- _Task directions_
Pick out every line holding the string "unidad" and copy it.

Dataset items:
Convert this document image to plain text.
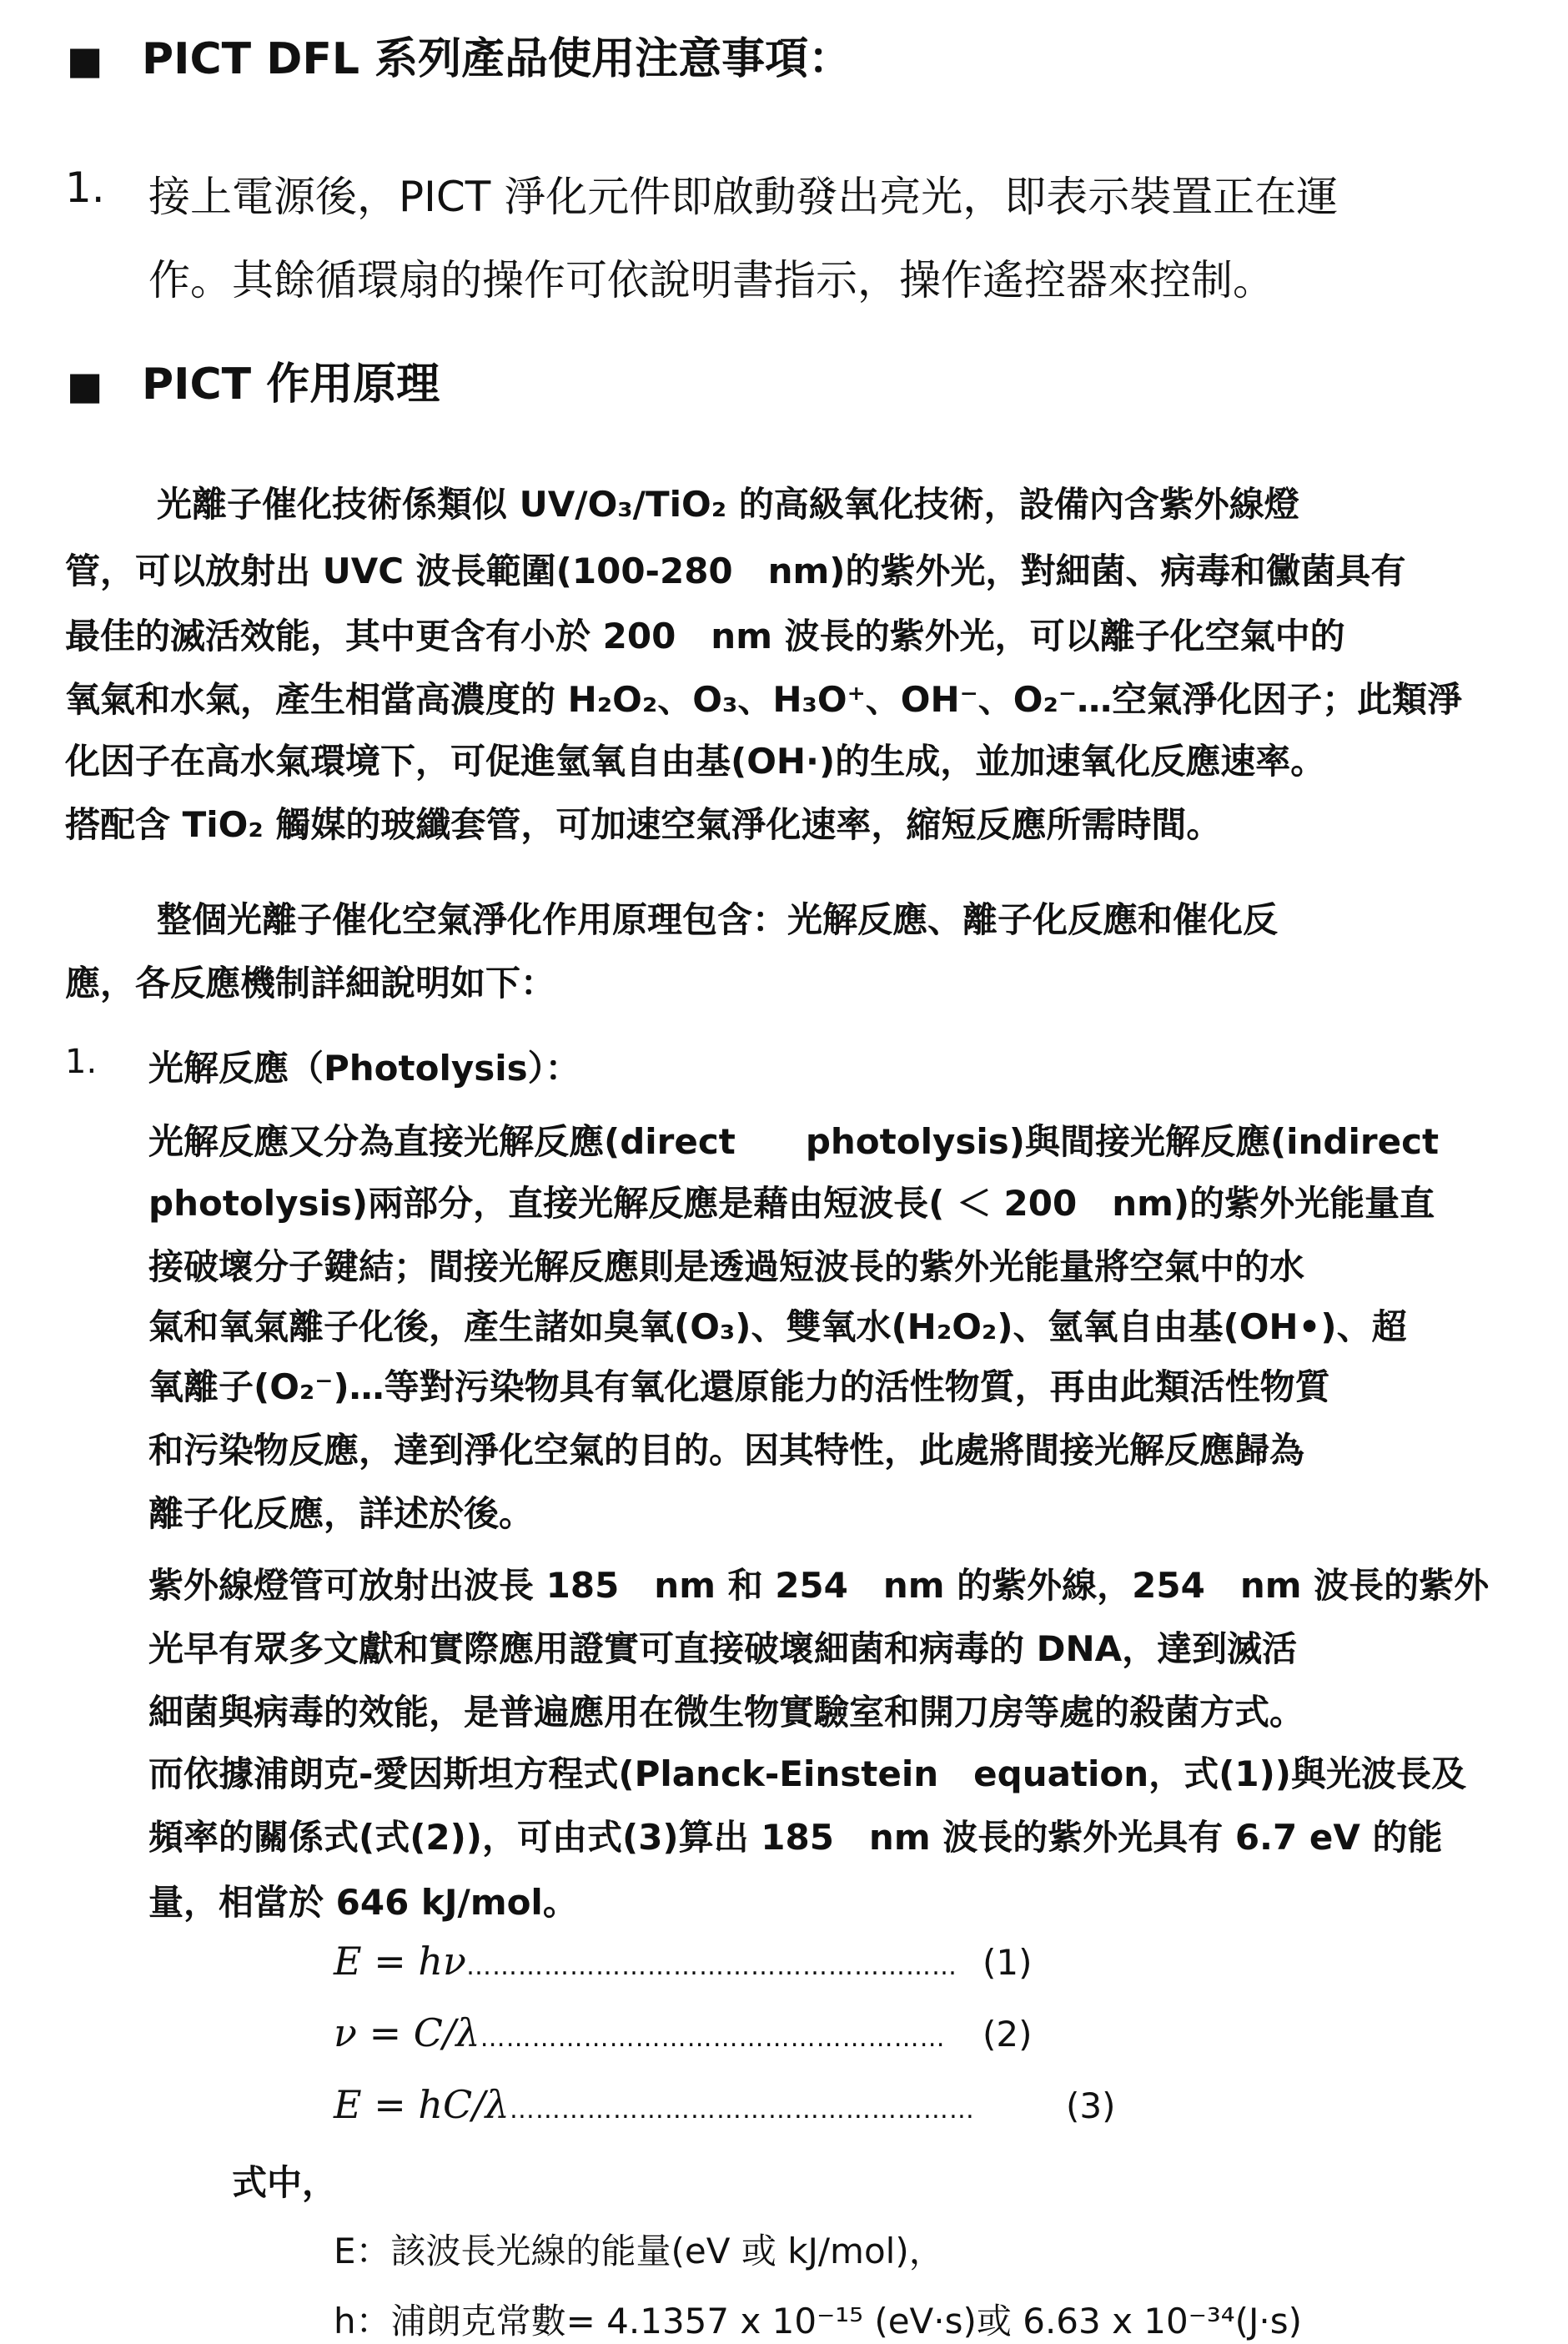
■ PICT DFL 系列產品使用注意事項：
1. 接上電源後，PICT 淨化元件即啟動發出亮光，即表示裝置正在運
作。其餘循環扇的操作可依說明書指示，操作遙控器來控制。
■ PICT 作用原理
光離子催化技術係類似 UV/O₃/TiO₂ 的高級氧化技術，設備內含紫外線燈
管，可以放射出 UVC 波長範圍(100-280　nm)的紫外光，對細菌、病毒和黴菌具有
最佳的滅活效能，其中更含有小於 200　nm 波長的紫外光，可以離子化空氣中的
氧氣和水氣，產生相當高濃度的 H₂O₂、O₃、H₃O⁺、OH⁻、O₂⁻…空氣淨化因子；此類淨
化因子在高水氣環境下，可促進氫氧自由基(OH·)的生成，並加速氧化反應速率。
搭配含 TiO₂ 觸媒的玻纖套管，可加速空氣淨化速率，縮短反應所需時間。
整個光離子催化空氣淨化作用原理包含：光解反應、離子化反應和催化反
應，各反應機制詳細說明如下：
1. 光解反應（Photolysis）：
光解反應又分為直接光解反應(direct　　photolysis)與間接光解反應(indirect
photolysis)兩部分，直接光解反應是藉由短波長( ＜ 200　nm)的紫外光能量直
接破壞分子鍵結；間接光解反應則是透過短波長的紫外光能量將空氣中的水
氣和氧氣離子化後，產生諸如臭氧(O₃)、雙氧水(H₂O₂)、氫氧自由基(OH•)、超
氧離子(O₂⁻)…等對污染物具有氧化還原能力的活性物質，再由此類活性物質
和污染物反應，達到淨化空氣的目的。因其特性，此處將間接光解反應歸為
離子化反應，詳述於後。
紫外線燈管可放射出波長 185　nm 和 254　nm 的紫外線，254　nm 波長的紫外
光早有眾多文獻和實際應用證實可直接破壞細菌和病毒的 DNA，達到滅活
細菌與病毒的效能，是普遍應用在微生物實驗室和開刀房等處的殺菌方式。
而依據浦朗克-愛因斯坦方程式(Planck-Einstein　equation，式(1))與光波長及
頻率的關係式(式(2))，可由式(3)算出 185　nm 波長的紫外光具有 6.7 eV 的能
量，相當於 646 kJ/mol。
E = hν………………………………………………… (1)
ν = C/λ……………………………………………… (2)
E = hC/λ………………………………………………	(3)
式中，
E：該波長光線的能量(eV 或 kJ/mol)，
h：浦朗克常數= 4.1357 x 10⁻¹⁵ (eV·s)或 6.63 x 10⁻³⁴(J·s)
==
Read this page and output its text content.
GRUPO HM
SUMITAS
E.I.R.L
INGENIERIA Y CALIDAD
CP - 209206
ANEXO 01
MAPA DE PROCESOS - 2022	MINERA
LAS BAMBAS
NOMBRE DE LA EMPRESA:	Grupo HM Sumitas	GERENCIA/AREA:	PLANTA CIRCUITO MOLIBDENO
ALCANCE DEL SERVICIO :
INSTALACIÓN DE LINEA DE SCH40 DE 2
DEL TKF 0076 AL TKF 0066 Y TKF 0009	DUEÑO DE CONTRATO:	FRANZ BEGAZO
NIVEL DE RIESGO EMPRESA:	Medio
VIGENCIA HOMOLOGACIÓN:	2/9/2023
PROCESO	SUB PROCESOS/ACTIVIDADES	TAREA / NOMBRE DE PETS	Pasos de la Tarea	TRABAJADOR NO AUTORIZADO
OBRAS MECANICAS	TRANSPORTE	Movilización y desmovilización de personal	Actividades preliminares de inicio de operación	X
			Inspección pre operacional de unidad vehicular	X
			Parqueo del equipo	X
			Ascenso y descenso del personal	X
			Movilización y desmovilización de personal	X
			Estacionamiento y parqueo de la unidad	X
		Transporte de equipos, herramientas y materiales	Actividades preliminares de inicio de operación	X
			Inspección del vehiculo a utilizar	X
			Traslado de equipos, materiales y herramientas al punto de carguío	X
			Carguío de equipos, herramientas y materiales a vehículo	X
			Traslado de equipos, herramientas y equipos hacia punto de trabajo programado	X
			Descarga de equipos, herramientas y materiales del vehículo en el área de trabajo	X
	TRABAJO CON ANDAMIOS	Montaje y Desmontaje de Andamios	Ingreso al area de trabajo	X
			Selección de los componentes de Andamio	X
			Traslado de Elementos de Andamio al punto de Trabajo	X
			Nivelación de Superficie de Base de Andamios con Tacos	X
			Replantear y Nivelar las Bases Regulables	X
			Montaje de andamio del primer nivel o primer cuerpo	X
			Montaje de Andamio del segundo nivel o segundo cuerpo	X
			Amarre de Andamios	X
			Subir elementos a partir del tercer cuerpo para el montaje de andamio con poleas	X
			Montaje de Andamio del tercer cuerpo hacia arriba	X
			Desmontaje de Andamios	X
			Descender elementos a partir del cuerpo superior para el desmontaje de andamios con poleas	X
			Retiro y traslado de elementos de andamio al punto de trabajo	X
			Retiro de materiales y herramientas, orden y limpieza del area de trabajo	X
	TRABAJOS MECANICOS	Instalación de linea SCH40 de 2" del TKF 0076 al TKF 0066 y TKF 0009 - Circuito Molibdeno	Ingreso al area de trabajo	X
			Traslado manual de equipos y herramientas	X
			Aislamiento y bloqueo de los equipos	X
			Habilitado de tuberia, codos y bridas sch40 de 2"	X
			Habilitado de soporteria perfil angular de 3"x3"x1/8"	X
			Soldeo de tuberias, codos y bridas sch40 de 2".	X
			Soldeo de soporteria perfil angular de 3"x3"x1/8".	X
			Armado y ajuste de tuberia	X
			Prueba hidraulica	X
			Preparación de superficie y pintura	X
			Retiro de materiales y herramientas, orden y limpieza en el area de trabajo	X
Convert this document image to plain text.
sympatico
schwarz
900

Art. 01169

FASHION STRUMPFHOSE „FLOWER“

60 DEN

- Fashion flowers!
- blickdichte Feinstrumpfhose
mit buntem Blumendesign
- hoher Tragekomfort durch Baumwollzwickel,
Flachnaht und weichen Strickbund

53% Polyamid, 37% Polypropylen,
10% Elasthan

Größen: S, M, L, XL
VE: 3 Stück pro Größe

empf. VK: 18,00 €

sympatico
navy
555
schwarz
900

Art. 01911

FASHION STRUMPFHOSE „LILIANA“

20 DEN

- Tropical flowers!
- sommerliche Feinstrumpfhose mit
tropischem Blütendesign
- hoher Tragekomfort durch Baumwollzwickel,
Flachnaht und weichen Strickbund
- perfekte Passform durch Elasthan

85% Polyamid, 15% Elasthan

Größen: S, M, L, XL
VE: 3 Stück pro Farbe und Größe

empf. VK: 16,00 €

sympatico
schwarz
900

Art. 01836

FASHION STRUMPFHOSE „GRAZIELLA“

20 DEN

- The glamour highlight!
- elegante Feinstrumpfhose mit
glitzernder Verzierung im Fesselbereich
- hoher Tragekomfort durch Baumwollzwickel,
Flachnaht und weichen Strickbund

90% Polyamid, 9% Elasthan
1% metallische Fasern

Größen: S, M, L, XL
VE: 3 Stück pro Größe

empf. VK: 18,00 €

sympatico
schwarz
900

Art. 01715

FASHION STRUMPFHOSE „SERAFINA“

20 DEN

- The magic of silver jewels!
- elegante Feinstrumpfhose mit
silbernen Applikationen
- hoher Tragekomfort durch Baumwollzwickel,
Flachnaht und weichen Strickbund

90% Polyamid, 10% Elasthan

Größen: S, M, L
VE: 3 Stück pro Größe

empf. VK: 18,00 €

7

- _Correct result_
			Inspección pre operacional de unidad vehicular	X
			Estacionamiento y parqueo de la unidad	X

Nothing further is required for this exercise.